Task directions: Gather every line that includes the word "الفلسفة", please.

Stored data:

______

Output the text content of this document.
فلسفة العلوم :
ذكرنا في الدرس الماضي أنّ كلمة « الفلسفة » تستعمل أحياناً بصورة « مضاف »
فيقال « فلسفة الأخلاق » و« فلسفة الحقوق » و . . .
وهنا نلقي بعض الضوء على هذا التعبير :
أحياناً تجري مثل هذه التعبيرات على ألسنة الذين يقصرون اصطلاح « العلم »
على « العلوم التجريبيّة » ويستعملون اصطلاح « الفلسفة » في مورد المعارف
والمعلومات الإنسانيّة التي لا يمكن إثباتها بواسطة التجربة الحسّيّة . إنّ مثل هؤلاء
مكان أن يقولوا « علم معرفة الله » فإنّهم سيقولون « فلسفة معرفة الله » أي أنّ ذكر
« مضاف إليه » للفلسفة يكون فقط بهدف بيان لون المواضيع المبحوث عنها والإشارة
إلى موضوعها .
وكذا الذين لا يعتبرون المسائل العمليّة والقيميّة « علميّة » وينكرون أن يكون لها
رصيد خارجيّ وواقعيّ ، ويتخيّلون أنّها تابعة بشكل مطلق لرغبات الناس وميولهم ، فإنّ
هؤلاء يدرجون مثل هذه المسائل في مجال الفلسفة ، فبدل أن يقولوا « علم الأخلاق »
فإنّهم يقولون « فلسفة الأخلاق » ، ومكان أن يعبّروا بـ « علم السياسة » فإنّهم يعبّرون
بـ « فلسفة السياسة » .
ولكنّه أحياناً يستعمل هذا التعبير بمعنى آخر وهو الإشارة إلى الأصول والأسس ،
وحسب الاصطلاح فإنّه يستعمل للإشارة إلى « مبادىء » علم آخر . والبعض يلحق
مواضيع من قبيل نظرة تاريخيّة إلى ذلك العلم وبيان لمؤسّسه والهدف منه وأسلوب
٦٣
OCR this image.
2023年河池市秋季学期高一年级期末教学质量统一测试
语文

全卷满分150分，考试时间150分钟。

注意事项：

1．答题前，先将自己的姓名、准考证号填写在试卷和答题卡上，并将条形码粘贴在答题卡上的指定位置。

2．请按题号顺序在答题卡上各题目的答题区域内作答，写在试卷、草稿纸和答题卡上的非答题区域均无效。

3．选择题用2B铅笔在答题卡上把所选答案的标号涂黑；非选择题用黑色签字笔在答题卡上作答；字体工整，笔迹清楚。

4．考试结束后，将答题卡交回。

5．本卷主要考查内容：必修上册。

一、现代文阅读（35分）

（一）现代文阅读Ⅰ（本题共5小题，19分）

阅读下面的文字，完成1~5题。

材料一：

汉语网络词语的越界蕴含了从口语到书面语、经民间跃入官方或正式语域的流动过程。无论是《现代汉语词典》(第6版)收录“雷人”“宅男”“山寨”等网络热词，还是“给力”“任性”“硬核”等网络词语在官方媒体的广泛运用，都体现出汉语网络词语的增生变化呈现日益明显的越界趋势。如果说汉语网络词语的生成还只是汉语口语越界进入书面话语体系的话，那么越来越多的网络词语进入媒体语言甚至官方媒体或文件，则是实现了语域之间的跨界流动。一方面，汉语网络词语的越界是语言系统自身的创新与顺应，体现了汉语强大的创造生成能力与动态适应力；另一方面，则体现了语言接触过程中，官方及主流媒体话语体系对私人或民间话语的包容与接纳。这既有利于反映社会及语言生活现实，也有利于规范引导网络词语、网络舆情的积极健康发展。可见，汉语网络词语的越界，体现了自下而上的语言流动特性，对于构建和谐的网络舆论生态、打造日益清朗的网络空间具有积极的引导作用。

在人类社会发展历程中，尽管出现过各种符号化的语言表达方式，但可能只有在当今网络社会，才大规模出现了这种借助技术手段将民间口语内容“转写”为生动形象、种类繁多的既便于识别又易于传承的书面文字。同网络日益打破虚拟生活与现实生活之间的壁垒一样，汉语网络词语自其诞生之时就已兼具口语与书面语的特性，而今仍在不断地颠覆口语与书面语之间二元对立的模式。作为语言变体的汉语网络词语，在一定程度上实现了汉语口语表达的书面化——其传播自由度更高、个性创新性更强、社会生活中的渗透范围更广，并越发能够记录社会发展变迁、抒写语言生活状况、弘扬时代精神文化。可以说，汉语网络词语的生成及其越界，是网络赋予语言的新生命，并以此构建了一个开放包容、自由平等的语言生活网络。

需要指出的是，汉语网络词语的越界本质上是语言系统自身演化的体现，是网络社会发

______

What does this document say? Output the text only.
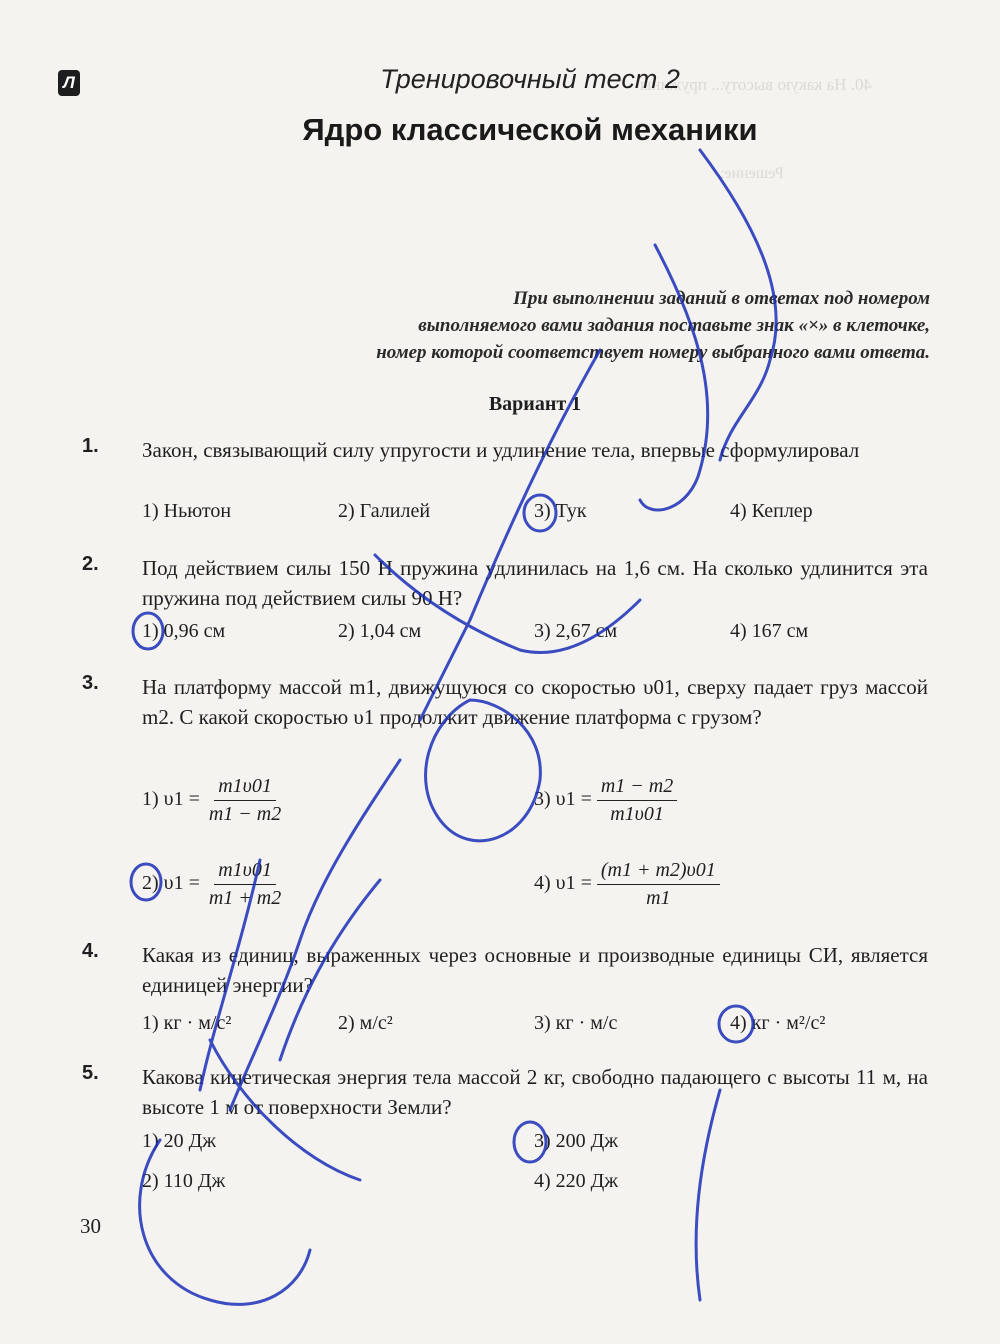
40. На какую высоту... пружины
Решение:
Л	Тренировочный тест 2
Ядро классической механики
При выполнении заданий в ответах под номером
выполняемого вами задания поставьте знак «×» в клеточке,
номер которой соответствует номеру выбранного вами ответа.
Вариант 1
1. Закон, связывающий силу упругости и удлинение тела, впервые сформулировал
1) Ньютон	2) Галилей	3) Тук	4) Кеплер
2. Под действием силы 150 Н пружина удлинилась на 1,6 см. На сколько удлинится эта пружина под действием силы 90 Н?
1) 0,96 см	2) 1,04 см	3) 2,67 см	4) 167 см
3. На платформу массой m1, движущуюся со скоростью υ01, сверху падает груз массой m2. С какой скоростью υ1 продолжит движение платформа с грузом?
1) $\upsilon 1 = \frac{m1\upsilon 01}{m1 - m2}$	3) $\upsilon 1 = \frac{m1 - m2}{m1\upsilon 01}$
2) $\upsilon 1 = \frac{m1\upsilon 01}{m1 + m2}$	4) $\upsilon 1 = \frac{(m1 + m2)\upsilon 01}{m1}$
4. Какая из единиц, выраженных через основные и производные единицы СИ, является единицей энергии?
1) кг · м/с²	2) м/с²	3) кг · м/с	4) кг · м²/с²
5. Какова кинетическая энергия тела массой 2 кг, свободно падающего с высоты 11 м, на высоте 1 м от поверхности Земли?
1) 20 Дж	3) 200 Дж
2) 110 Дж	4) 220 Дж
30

______

Output of the exercise:
ذكرنا في الدرس الماضي أنّ كلمة « الفلسفة » تستعمل أحياناً بصورة « مضاف »
على « العلوم التجريبيّة » ويستعملون اصطلاح « الفلسفة » في مورد المعارف
هؤلاء يدرجون مثل هذه المسائل في مجال الفلسفة ، فبدل أن يقولوا « علم الأخلاق »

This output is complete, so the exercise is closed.